**Saved entries:**
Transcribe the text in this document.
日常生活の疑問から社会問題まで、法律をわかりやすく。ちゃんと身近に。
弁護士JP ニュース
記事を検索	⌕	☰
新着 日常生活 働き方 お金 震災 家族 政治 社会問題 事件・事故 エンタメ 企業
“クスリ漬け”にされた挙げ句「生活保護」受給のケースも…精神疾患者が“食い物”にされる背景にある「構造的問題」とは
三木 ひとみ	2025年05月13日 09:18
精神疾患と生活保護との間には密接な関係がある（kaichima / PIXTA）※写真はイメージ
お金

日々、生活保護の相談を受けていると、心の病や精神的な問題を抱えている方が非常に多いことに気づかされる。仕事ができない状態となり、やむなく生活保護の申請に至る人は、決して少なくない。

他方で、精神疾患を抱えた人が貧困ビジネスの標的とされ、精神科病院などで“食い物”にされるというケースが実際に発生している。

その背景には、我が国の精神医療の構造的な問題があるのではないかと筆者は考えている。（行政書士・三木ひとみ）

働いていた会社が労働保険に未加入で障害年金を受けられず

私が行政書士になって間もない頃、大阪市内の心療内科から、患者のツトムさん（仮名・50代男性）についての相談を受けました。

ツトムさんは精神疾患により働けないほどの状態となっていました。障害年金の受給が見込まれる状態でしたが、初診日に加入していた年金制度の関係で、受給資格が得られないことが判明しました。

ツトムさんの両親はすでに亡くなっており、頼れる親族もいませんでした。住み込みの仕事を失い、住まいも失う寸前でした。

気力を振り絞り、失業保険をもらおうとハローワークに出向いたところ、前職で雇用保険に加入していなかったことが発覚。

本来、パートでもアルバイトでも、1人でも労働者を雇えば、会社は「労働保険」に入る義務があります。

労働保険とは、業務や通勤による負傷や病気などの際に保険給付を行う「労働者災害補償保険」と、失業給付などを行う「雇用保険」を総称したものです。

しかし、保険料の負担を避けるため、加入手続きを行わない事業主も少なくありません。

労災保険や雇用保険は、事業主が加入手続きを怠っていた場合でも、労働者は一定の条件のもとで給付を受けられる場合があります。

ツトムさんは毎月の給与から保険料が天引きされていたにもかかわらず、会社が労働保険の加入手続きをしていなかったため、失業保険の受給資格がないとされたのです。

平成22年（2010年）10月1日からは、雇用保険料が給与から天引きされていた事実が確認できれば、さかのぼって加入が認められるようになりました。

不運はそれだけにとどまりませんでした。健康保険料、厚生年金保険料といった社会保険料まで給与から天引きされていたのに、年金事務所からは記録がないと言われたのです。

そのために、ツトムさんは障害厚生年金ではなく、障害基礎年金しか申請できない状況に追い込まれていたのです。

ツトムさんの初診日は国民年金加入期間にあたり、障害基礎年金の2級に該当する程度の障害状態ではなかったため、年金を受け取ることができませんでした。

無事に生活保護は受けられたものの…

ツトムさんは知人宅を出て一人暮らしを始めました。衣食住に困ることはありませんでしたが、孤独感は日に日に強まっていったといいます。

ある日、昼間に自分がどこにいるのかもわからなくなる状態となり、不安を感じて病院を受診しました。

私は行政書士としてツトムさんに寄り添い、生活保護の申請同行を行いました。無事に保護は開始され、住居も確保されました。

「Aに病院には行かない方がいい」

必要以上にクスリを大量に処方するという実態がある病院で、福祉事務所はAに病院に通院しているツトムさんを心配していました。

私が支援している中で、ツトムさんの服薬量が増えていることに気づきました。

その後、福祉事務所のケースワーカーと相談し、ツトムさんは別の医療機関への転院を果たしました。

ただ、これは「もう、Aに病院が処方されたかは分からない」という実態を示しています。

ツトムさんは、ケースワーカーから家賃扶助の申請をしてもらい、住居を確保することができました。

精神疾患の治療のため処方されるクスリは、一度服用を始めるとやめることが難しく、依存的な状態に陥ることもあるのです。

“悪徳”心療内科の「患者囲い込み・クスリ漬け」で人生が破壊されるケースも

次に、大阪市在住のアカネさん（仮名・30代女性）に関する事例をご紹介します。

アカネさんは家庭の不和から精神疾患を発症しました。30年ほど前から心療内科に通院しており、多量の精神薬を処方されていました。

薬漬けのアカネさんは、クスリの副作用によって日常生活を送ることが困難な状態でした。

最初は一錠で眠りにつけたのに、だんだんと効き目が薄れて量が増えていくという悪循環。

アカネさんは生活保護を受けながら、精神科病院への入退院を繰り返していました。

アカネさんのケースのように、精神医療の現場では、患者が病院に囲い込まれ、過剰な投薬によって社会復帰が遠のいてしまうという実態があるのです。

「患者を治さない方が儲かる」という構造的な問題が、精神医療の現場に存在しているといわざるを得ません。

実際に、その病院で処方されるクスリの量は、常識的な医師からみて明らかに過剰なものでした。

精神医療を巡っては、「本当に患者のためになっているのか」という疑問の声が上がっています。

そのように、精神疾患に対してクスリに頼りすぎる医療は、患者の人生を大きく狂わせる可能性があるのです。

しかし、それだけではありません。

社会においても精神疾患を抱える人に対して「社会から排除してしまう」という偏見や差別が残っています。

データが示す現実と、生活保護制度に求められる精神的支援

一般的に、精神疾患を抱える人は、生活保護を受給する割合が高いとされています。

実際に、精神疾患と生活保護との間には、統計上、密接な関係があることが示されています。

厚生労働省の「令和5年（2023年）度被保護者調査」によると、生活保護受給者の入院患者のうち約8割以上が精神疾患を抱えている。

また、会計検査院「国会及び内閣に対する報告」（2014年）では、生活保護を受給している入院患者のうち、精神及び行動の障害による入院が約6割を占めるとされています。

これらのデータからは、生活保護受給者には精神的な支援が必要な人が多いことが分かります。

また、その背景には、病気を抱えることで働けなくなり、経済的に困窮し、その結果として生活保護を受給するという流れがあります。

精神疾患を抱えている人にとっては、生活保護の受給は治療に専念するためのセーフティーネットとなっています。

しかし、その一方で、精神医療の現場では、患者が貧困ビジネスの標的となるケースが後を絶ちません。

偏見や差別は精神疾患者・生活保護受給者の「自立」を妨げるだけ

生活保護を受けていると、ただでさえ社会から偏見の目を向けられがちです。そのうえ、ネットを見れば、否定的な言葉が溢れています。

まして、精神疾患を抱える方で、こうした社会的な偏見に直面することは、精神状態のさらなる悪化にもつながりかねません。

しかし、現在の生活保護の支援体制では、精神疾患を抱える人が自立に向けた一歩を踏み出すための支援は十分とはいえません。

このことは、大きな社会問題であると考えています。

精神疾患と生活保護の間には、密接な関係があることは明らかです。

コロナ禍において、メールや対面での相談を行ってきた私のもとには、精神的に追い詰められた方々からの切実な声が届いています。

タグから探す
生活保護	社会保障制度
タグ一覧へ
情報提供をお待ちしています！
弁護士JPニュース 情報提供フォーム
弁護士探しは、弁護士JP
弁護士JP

**Given problem:**
Reproduce the records above exactly as they appear.

**Task answer:**
Transcribe the text in this document.
日常生活の疑問から社会問題まで、法律をわかりやすく。ちゃんと身近に。
弁護士JP ニュース
記事を検索	⌕	☰
新着 日常生活 働き方 お金 震災 家族 政治 社会問題 事件・事故 エンタメ 企業
“クスリ漬け”にされた挙げ句「生活保護」受給のケースも…精神疾患者が“食い物”にされる背景にある「構造的問題」とは
三木 ひとみ	2025年05月13日 09:18
精神疾患と生活保護との間には密接な関係がある（kaichima / PIXTA）※写真はイメージ
お金

日々、生活保護の相談を受けていると、心の病や精神的な問題を抱えている方が非常に多いことに気づかされる。仕事ができない状態となり、やむなく生活保護の申請に至る人は、決して少なくない。

他方で、精神疾患を抱えた人が貧困ビジネスの標的とされ、精神科病院などで“食い物”にされるというケースが実際に発生している。

その背景には、我が国の精神医療の構造的な問題があるのではないかと筆者は考えている。（行政書士・三木ひとみ）

働いていた会社が労働保険に未加入で障害年金を受けられず

私が行政書士になって間もない頃、大阪市内の心療内科から、患者のツトムさん（仮名・50代男性）についての相談を受けました。

ツトムさんは精神疾患により働けないほどの状態となっていました。障害年金の受給が見込まれる状態でしたが、初診日に加入していた年金制度の関係で、受給資格が得られないことが判明しました。

ツトムさんの両親はすでに亡くなっており、頼れる親族もいませんでした。住み込みの仕事を失い、住まいも失う寸前でした。

気力を振り絞り、失業保険をもらおうとハローワークに出向いたところ、前職で雇用保険に加入していなかったことが発覚。

本来、パートでもアルバイトでも、1人でも労働者を雇えば、会社は「労働保険」に入る義務があります。

労働保険とは、業務や通勤による負傷や病気などの際に保険給付を行う「労働者災害補償保険」と、失業給付などを行う「雇用保険」を総称したものです。

しかし、保険料の負担を避けるため、加入手続きを行わない事業主も少なくありません。

労災保険や雇用保険は、事業主が加入手続きを怠っていた場合でも、労働者は一定の条件のもとで給付を受けられる場合があります。

ツトムさんは毎月の給与から保険料が天引きされていたにもかかわらず、会社が労働保険の加入手続きをしていなかったため、失業保険の受給資格がないとされたのです。

平成22年（2010年）10月1日からは、雇用保険料が給与から天引きされていた事実が確認できれば、さかのぼって加入が認められるようになりました。

不運はそれだけにとどまりませんでした。健康保険料、厚生年金保険料といった社会保険料まで給与から天引きされていたのに、年金事務所からは記録がないと言われたのです。

そのために、ツトムさんは障害厚生年金ではなく、障害基礎年金しか申請できない状況に追い込まれていたのです。

ツトムさんの初診日は国民年金加入期間にあたり、障害基礎年金の2級に該当する程度の障害状態ではなかったため、年金を受け取ることができませんでした。

無事に生活保護は受けられたものの…

ツトムさんは知人宅を出て一人暮らしを始めました。衣食住に困ることはありませんでしたが、孤独感は日に日に強まっていったといいます。

ある日、昼間に自分がどこにいるのかもわからなくなる状態となり、不安を感じて病院を受診しました。

私は行政書士としてツトムさんに寄り添い、生活保護の申請同行を行いました。無事に保護は開始され、住居も確保されました。

「Aに病院には行かない方がいい」

必要以上にクスリを大量に処方するという実態がある病院で、福祉事務所はAに病院に通院しているツトムさんを心配していました。

私が支援している中で、ツトムさんの服薬量が増えていることに気づきました。

その後、福祉事務所のケースワーカーと相談し、ツトムさんは別の医療機関への転院を果たしました。

ただ、これは「もう、Aに病院が処方されたかは分からない」という実態を示しています。

ツトムさんは、ケースワーカーから家賃扶助の申請をしてもらい、住居を確保することができました。

精神疾患の治療のため処方されるクスリは、一度服用を始めるとやめることが難しく、依存的な状態に陥ることもあるのです。

“悪徳”心療内科の「患者囲い込み・クスリ漬け」で人生が破壊されるケースも

次に、大阪市在住のアカネさん（仮名・30代女性）に関する事例をご紹介します。

アカネさんは家庭の不和から精神疾患を発症しました。30年ほど前から心療内科に通院しており、多量の精神薬を処方されていました。

薬漬けのアカネさんは、クスリの副作用によって日常生活を送ることが困難な状態でした。

最初は一錠で眠りにつけたのに、だんだんと効き目が薄れて量が増えていくという悪循環。

アカネさんは生活保護を受けながら、精神科病院への入退院を繰り返していました。

アカネさんのケースのように、精神医療の現場では、患者が病院に囲い込まれ、過剰な投薬によって社会復帰が遠のいてしまうという実態があるのです。

「患者を治さない方が儲かる」という構造的な問題が、精神医療の現場に存在しているといわざるを得ません。

実際に、その病院で処方されるクスリの量は、常識的な医師からみて明らかに過剰なものでした。

精神医療を巡っては、「本当に患者のためになっているのか」という疑問の声が上がっています。

そのように、精神疾患に対してクスリに頼りすぎる医療は、患者の人生を大きく狂わせる可能性があるのです。

しかし、それだけではありません。

社会においても精神疾患を抱える人に対して「社会から排除してしまう」という偏見や差別が残っています。

データが示す現実と、生活保護制度に求められる精神的支援

一般的に、精神疾患を抱える人は、生活保護を受給する割合が高いとされています。

実際に、精神疾患と生活保護との間には、統計上、密接な関係があることが示されています。

厚生労働省の「令和5年（2023年）度被保護者調査」によると、生活保護受給者の入院患者のうち約8割以上が精神疾患を抱えている。

また、会計検査院「国会及び内閣に対する報告」（2014年）では、生活保護を受給している入院患者のうち、精神及び行動の障害による入院が約6割を占めるとされています。

これらのデータからは、生活保護受給者には精神的な支援が必要な人が多いことが分かります。

また、その背景には、病気を抱えることで働けなくなり、経済的に困窮し、その結果として生活保護を受給するという流れがあります。

精神疾患を抱えている人にとっては、生活保護の受給は治療に専念するためのセーフティーネットとなっています。

しかし、その一方で、精神医療の現場では、患者が貧困ビジネスの標的となるケースが後を絶ちません。

偏見や差別は精神疾患者・生活保護受給者の「自立」を妨げるだけ

生活保護を受けていると、ただでさえ社会から偏見の目を向けられがちです。そのうえ、ネットを見れば、否定的な言葉が溢れています。

まして、精神疾患を抱える方で、こうした社会的な偏見に直面することは、精神状態のさらなる悪化にもつながりかねません。

しかし、現在の生活保護の支援体制では、精神疾患を抱える人が自立に向けた一歩を踏み出すための支援は十分とはいえません。

このことは、大きな社会問題であると考えています。

精神疾患と生活保護の間には、密接な関係があることは明らかです。

コロナ禍において、メールや対面での相談を行ってきた私のもとには、精神的に追い詰められた方々からの切実な声が届いています。

タグから探す
生活保護	社会保障制度
タグ一覧へ
情報提供をお待ちしています！
弁護士JPニュース 情報提供フォーム
弁護士探しは、弁護士JP
弁護士JP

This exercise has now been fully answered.